§ PROBLEM DESCRIPTION
Every entry that follows should be repeated exactly; drop the images.

-- start of DATA FOR PROCESSING --

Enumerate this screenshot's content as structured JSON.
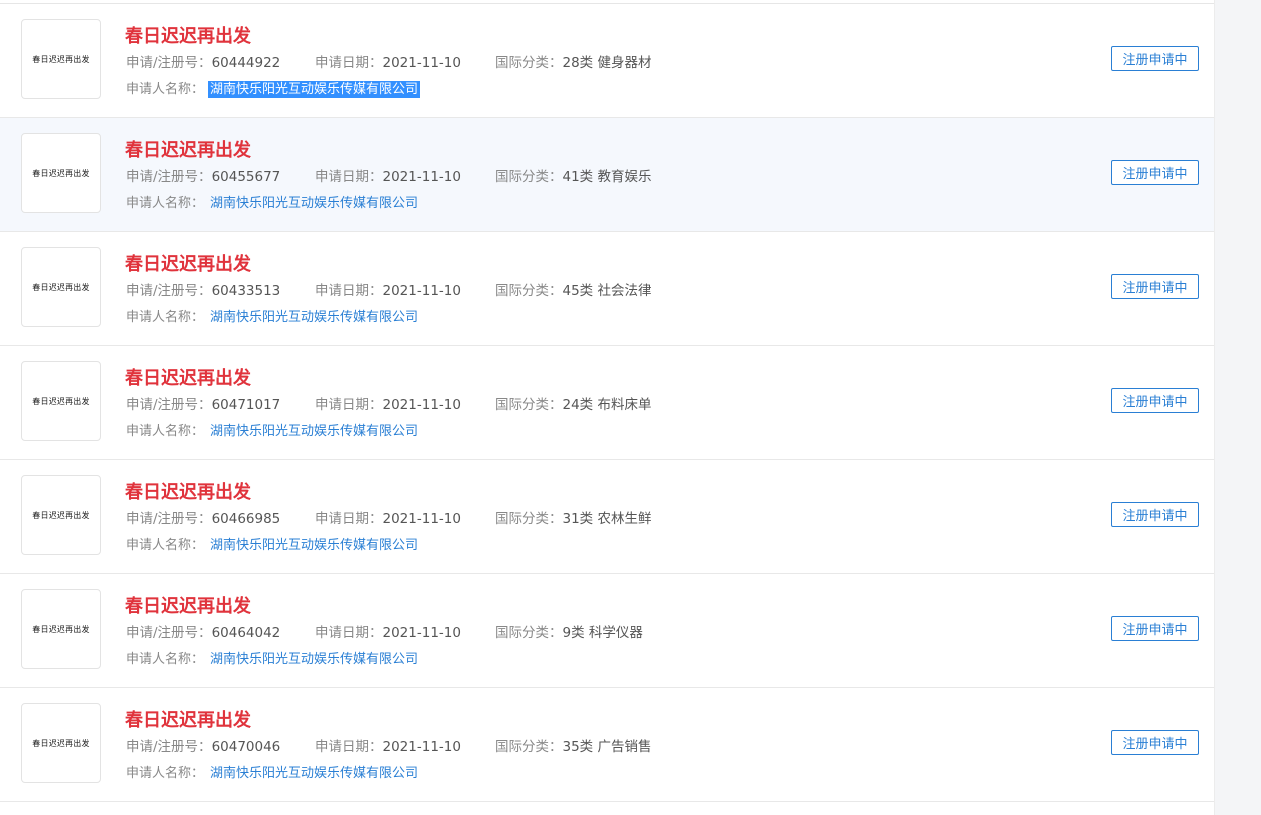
{
  "labels": {
    "reg_no": "申请/注册号：",
    "date": "申请日期：",
    "class": "国际分类：",
    "applicant": "申请人名称："
  },
  "rows": [
    {
      "thumb": "春日迟迟再出发",
      "name": "春日迟迟再出发",
      "reg_no": "60444922",
      "date": "2021-11-10",
      "class": "28类 健身器材",
      "applicant": "湖南快乐阳光互动娱乐传媒有限公司",
      "status": "注册申请中"
    },
    {
      "thumb": "春日迟迟再出发",
      "name": "春日迟迟再出发",
      "reg_no": "60455677",
      "date": "2021-11-10",
      "class": "41类 教育娱乐",
      "applicant": "湖南快乐阳光互动娱乐传媒有限公司",
      "status": "注册申请中"
    },
    {
      "thumb": "春日迟迟再出发",
      "name": "春日迟迟再出发",
      "reg_no": "60433513",
      "date": "2021-11-10",
      "class": "45类 社会法律",
      "applicant": "湖南快乐阳光互动娱乐传媒有限公司",
      "status": "注册申请中"
    },
    {
      "thumb": "春日迟迟再出发",
      "name": "春日迟迟再出发",
      "reg_no": "60471017",
      "date": "2021-11-10",
      "class": "24类 布料床单",
      "applicant": "湖南快乐阳光互动娱乐传媒有限公司",
      "status": "注册申请中"
    },
    {
      "thumb": "春日迟迟再出发",
      "name": "春日迟迟再出发",
      "reg_no": "60466985",
      "date": "2021-11-10",
      "class": "31类 农林生鲜",
      "applicant": "湖南快乐阳光互动娱乐传媒有限公司",
      "status": "注册申请中"
    },
    {
      "thumb": "春日迟迟再出发",
      "name": "春日迟迟再出发",
      "reg_no": "60464042",
      "date": "2021-11-10",
      "class": "9类 科学仪器",
      "applicant": "湖南快乐阳光互动娱乐传媒有限公司",
      "status": "注册申请中"
    },
    {
      "thumb": "春日迟迟再出发",
      "name": "春日迟迟再出发",
      "reg_no": "60470046",
      "date": "2021-11-10",
      "class": "35类 广告销售",
      "applicant": "湖南快乐阳光互动娱乐传媒有限公司",
      "status": "注册申请中"
    }
  ],
  "colors": {
    "trademark_name": "#e0333c",
    "link": "#2a7fd4",
    "selection": "#3390ff",
    "hover_row": "#f5f8fd"
  }
}
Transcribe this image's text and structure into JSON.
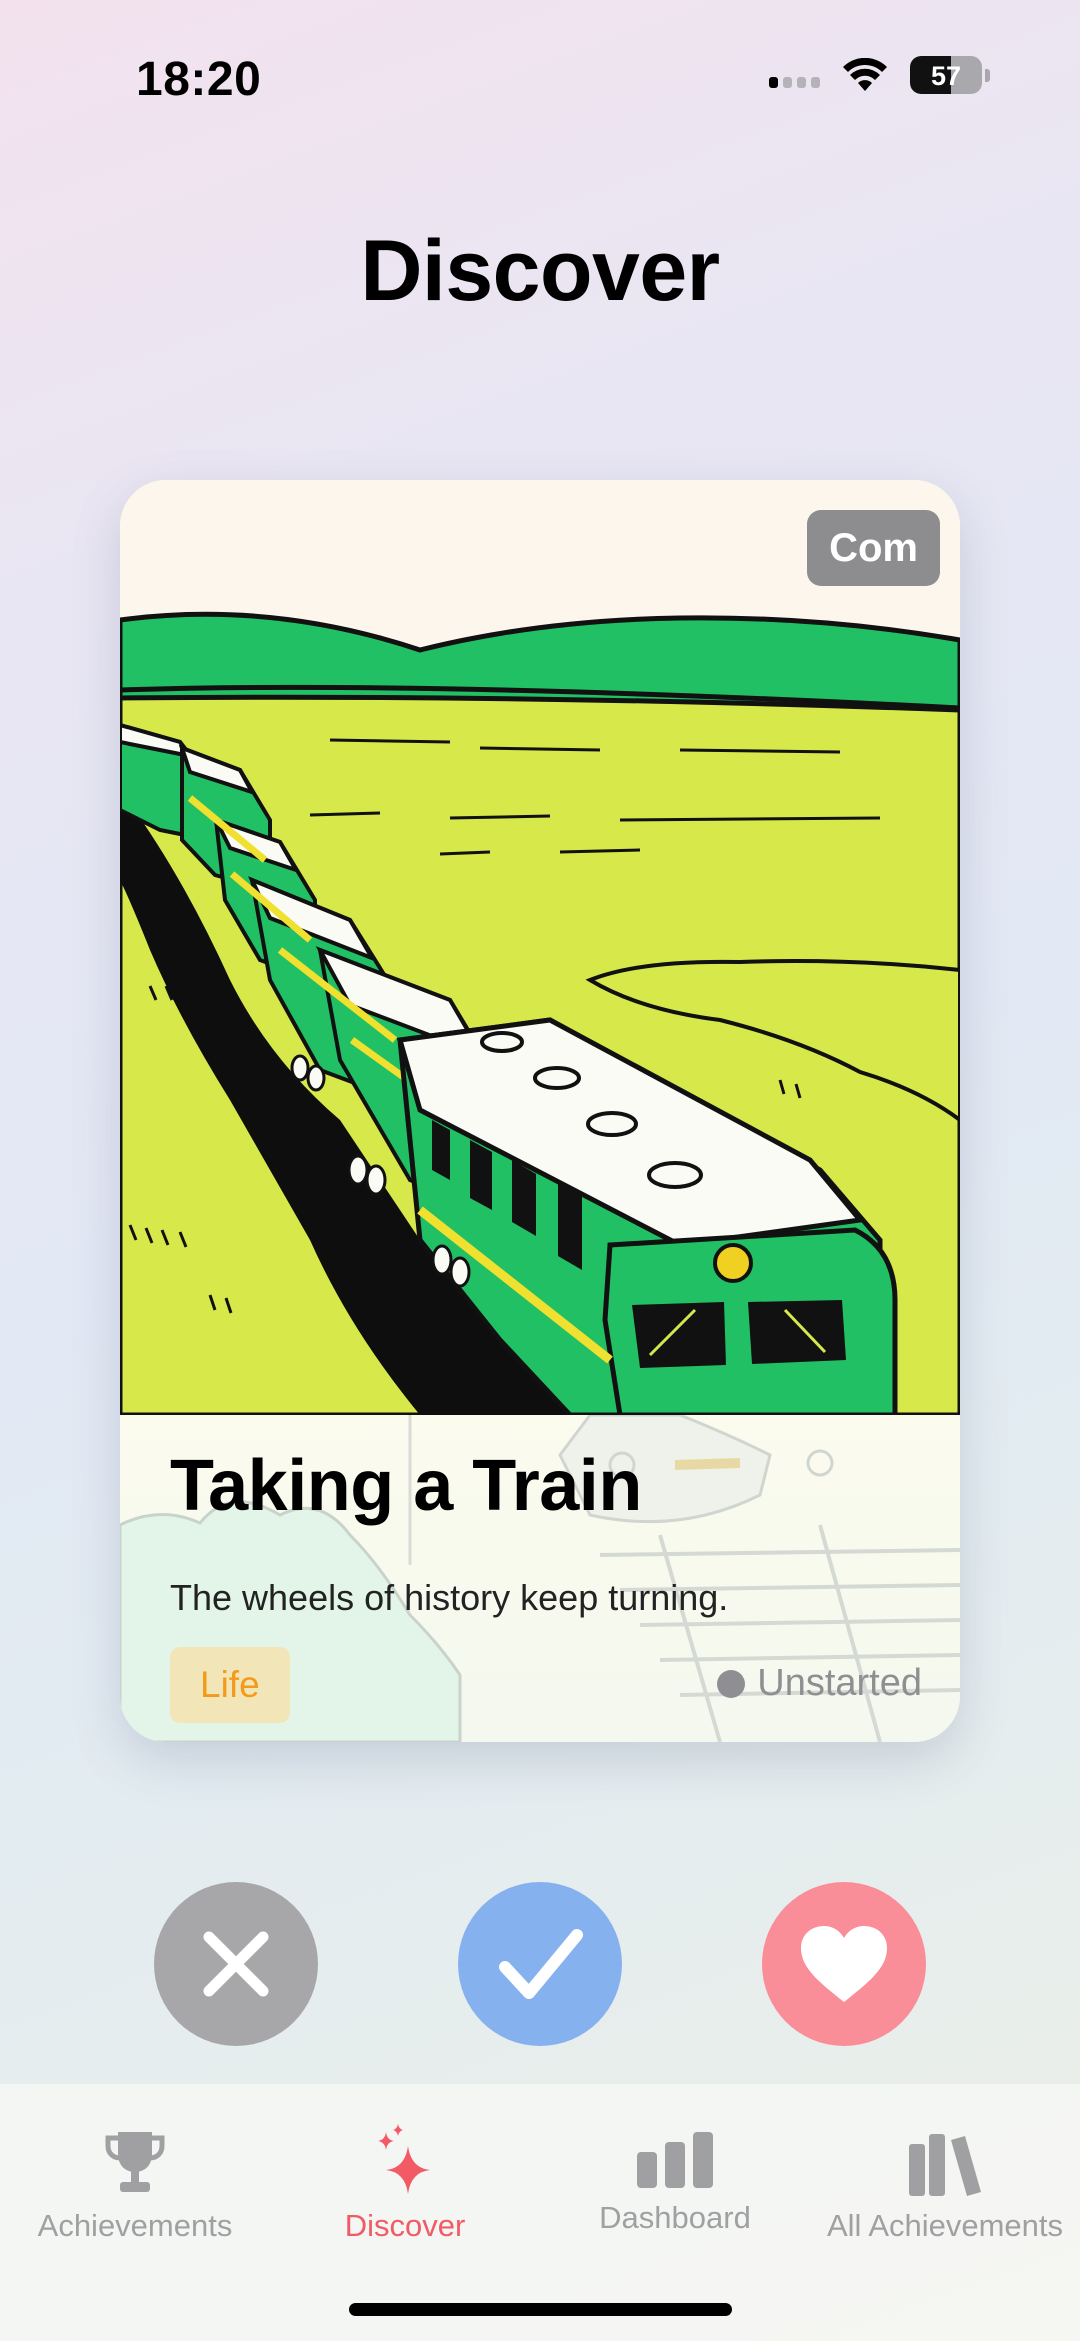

-- end of DATA FOR PROCESSING --

§ COMPLETE ANSWER
Enumerate this screenshot's content as structured JSON.
{
  "labels": {
    "reg_no": "申请/注册号：",
    "date": "申请日期：",
    "class": "国际分类：",
    "applicant": "申请人名称："
  },
  "rows": [
    {
      "thumb": "春日迟迟再出发",
      "name": "春日迟迟再出发",
      "reg_no": "60444922",
      "date": "2021-11-10",
      "class": "28类 健身器材",
      "applicant": "湖南快乐阳光互动娱乐传媒有限公司",
      "status": "注册申请中"
    },
    {
      "thumb": "春日迟迟再出发",
      "name": "春日迟迟再出发",
      "reg_no": "60455677",
      "date": "2021-11-10",
      "class": "41类 教育娱乐",
      "applicant": "湖南快乐阳光互动娱乐传媒有限公司",
      "status": "注册申请中"
    },
    {
      "thumb": "春日迟迟再出发",
      "name": "春日迟迟再出发",
      "reg_no": "60433513",
      "date": "2021-11-10",
      "class": "45类 社会法律",
      "applicant": "湖南快乐阳光互动娱乐传媒有限公司",
      "status": "注册申请中"
    },
    {
      "thumb": "春日迟迟再出发",
      "name": "春日迟迟再出发",
      "reg_no": "60471017",
      "date": "2021-11-10",
      "class": "24类 布料床单",
      "applicant": "湖南快乐阳光互动娱乐传媒有限公司",
      "status": "注册申请中"
    },
    {
      "thumb": "春日迟迟再出发",
      "name": "春日迟迟再出发",
      "reg_no": "60466985",
      "date": "2021-11-10",
      "class": "31类 农林生鲜",
      "applicant": "湖南快乐阳光互动娱乐传媒有限公司",
      "status": "注册申请中"
    },
    {
      "thumb": "春日迟迟再出发",
      "name": "春日迟迟再出发",
      "reg_no": "60464042",
      "date": "2021-11-10",
      "class": "9类 科学仪器",
      "applicant": "湖南快乐阳光互动娱乐传媒有限公司",
      "status": "注册申请中"
    },
    {
      "thumb": "春日迟迟再出发",
      "name": "春日迟迟再出发",
      "reg_no": "60470046",
      "date": "2021-11-10",
      "class": "35类 广告销售",
      "applicant": "湖南快乐阳光互动娱乐传媒有限公司",
      "status": "注册申请中"
    }
  ],
  "colors": {
    "trademark_name": "#e0333c",
    "link": "#2a7fd4",
    "selection": "#3390ff",
    "hover_row": "#f5f8fd"
  }
}
Transcribe this image's text and structure into JSON.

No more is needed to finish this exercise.